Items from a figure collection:
---+---

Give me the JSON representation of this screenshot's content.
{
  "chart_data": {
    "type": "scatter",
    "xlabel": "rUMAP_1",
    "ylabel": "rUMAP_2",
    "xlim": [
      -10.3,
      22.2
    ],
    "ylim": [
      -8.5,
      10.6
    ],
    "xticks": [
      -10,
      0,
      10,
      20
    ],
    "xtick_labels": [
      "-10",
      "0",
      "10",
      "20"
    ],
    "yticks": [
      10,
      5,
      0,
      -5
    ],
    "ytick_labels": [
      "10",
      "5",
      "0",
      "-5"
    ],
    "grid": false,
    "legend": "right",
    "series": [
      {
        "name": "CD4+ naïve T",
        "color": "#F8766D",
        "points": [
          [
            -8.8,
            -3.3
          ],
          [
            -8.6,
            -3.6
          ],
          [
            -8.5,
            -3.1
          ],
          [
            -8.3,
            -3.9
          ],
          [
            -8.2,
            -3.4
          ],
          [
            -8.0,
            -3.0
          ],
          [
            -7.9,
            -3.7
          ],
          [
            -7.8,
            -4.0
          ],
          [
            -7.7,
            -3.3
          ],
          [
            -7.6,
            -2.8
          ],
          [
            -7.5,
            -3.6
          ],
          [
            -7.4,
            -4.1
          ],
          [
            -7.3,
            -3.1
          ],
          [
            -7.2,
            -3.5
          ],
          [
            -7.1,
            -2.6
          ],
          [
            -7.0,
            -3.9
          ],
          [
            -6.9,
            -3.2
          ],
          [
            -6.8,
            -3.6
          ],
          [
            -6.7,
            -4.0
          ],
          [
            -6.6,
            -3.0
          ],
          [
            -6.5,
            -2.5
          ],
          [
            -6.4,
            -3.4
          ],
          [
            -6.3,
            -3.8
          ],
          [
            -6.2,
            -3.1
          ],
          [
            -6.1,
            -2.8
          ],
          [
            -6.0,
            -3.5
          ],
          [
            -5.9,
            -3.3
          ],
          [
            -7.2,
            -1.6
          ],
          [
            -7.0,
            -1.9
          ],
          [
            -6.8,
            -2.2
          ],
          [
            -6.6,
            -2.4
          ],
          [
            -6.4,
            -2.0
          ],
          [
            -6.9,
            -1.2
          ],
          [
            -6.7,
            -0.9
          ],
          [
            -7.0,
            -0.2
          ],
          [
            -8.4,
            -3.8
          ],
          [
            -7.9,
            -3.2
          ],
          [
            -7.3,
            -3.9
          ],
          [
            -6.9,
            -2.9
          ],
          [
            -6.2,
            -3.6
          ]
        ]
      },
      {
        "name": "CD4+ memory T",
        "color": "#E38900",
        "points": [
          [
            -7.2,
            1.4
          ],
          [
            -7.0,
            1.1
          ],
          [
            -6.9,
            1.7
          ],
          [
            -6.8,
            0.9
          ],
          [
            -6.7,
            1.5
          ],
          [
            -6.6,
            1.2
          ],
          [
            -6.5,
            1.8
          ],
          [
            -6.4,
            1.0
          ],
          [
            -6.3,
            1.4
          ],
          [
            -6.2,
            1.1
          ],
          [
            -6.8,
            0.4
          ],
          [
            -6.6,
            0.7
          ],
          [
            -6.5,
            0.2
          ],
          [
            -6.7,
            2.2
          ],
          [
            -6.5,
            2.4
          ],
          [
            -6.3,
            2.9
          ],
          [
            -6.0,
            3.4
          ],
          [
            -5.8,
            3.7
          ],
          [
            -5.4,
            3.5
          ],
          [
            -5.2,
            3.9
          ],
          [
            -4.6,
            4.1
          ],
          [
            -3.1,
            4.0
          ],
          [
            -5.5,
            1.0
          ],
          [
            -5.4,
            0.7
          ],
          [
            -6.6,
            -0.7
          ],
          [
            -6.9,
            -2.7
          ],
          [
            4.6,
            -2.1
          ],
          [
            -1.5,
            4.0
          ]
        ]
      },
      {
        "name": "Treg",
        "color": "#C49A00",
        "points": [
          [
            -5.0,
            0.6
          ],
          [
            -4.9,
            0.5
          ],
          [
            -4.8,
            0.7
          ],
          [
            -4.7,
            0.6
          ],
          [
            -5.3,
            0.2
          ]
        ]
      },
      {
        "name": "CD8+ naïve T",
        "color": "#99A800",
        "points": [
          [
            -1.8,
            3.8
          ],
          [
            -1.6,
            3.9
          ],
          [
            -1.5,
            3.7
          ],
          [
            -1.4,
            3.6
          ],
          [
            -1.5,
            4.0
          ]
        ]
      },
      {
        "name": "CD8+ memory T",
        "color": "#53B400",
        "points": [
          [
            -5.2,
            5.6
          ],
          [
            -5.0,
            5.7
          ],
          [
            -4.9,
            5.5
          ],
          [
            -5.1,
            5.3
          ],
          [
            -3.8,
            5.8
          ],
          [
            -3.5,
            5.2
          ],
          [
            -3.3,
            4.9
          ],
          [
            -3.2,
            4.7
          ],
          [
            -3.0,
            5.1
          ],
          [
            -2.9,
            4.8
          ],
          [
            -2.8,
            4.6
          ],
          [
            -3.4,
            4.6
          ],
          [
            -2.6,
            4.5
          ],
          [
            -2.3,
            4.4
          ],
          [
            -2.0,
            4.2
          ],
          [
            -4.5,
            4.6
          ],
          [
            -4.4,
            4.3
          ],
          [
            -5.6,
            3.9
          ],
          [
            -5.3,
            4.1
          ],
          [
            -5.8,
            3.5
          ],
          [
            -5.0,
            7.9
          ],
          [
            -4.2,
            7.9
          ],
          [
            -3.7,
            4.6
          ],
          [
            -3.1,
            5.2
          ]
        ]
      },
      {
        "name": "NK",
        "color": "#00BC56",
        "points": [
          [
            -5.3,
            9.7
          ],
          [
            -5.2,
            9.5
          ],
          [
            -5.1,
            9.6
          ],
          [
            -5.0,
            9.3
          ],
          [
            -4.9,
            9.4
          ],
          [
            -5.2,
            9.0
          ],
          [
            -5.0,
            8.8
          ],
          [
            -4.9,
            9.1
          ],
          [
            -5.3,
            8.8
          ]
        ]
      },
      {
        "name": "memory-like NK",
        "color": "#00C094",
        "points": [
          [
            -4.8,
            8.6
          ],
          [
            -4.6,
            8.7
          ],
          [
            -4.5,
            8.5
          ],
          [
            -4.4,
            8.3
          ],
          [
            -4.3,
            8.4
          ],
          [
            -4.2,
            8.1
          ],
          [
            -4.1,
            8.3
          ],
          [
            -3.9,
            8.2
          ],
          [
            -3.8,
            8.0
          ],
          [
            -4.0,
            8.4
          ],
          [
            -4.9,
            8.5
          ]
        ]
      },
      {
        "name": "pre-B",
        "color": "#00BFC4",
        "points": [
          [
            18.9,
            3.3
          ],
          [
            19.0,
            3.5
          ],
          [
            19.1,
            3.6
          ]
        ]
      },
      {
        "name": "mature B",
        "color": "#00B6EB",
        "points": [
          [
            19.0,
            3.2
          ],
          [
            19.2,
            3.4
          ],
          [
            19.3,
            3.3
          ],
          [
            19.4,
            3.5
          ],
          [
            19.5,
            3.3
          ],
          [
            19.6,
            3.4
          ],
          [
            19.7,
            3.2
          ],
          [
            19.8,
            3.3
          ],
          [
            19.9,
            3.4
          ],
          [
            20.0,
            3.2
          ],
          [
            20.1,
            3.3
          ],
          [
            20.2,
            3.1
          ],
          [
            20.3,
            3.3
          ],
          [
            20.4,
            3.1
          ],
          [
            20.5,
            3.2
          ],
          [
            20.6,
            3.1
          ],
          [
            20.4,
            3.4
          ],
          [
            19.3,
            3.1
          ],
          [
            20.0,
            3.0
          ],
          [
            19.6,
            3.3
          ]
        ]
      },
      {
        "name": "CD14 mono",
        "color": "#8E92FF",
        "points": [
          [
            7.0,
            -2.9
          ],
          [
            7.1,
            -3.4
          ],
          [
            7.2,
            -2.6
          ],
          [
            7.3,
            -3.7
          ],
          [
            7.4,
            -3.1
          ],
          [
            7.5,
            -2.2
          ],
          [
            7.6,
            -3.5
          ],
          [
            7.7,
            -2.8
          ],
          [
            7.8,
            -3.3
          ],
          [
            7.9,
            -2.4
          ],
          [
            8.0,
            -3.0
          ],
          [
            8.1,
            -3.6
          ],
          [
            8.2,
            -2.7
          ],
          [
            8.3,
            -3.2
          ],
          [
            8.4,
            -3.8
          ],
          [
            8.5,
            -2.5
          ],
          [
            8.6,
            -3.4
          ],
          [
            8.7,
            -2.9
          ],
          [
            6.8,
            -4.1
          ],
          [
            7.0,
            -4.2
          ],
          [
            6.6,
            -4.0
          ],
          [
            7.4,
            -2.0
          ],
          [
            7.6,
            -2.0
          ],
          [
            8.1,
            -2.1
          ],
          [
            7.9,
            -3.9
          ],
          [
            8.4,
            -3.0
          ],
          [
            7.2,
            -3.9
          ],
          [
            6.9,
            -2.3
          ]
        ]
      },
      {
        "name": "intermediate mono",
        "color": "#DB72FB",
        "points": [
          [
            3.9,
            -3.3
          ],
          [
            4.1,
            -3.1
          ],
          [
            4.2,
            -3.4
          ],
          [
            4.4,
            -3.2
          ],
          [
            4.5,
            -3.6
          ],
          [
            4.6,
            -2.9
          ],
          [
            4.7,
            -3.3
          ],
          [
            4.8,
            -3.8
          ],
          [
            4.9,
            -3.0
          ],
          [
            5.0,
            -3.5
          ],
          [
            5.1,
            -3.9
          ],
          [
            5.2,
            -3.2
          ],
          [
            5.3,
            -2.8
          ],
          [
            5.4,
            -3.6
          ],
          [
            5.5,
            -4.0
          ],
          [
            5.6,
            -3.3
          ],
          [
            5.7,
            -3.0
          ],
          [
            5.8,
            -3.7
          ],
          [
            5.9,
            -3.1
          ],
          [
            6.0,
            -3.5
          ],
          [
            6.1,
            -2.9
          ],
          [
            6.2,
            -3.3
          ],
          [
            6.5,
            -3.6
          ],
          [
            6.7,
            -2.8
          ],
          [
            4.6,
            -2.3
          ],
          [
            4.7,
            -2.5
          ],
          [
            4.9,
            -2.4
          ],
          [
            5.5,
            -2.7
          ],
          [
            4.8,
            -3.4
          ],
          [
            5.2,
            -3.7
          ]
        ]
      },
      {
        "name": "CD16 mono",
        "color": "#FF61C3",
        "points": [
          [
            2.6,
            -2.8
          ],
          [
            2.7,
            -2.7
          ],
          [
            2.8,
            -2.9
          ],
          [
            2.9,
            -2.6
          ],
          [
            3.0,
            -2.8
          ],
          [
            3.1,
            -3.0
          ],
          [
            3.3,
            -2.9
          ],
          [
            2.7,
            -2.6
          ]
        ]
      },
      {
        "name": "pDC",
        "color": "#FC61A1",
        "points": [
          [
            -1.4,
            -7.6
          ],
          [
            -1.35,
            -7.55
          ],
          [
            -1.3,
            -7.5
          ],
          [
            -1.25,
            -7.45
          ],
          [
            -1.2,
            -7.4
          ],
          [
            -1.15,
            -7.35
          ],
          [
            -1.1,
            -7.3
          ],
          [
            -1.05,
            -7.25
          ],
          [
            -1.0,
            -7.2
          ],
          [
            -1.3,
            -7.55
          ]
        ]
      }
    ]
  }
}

---+---

EXERCISE BRIEF:
Which lines of the data above contain "memory"? Copy each one.

SOLUTION TO THE PROBLEM:
        "name": "CD4+ memory T",
        "name": "CD8+ memory T",
        "name": "memory-like NK",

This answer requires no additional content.